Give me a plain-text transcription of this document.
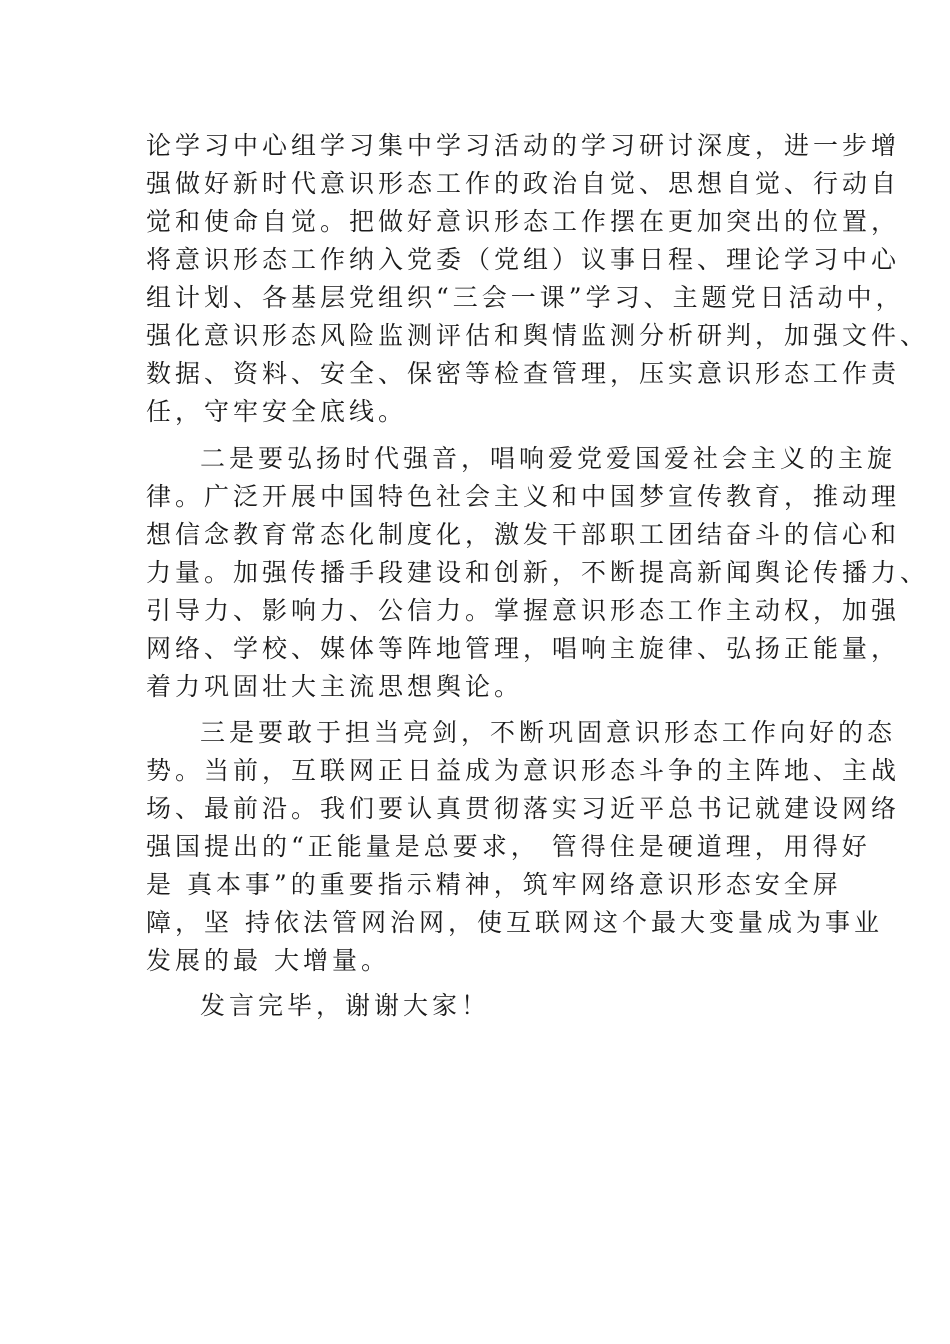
论学习中心组学习集中学习活动的学习研讨深度，进一步增
强做好新时代意识形态工作的政治自觉、思想自觉、行动自
觉和使命自觉。把做好意识形态工作摆在更加突出的位置，
将意识形态工作纳入党委（党组）议事日程、理论学习中心
组计划、各基层党组织“三会一课”学习、主题党日活动中，
强化意识形态风险监测评估和舆情监测分析研判，加强文件、
数据、资料、安全、保密等检查管理，压实意识形态工作责
任，守牢安全底线。
二是要弘扬时代强音，唱响爱党爱国爱社会主义的主旋
律。广泛开展中国特色社会主义和中国梦宣传教育，推动理
想信念教育常态化制度化，激发干部职工团结奋斗的信心和
力量。加强传播手段建设和创新，不断提高新闻舆论传播力、
引导力、影响力、公信力。掌握意识形态工作主动权，加强
网络、学校、媒体等阵地管理，唱响主旋律、弘扬正能量，
着力巩固壮大主流思想舆论。
三是要敢于担当亮剑，不断巩固意识形态工作向好的态
势。当前，互联网正日益成为意识形态斗争的主阵地、主战
场、最前沿。我们要认真贯彻落实习近平总书记就建设网络
强国提出的“正能量是总要求， 管得住是硬道理，用得好
是 真本事”的重要指示精神，筑牢网络意识形态安全屏
障，坚 持依法管网治网，使互联网这个最大变量成为事业
发展的最 大增量。
发言完毕，谢谢大家！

# # #

_Stated exercise_
Exclude the pictures and repeat every other part of the records word for word.

_Response to the exercise_
Give me a plain-text transcription of this document.
论学习中心组学习集中学习活动的学习研讨深度，进一步增
强做好新时代意识形态工作的政治自觉、思想自觉、行动自
觉和使命自觉。把做好意识形态工作摆在更加突出的位置，
将意识形态工作纳入党委（党组）议事日程、理论学习中心
组计划、各基层党组织“三会一课”学习、主题党日活动中，
强化意识形态风险监测评估和舆情监测分析研判，加强文件、
数据、资料、安全、保密等检查管理，压实意识形态工作责
任，守牢安全底线。
二是要弘扬时代强音，唱响爱党爱国爱社会主义的主旋
律。广泛开展中国特色社会主义和中国梦宣传教育，推动理
想信念教育常态化制度化，激发干部职工团结奋斗的信心和
力量。加强传播手段建设和创新，不断提高新闻舆论传播力、
引导力、影响力、公信力。掌握意识形态工作主动权，加强
网络、学校、媒体等阵地管理，唱响主旋律、弘扬正能量，
着力巩固壮大主流思想舆论。
三是要敢于担当亮剑，不断巩固意识形态工作向好的态
势。当前，互联网正日益成为意识形态斗争的主阵地、主战
场、最前沿。我们要认真贯彻落实习近平总书记就建设网络
强国提出的“正能量是总要求， 管得住是硬道理，用得好
是 真本事”的重要指示精神，筑牢网络意识形态安全屏
障，坚 持依法管网治网，使互联网这个最大变量成为事业
发展的最 大增量。
发言完毕，谢谢大家！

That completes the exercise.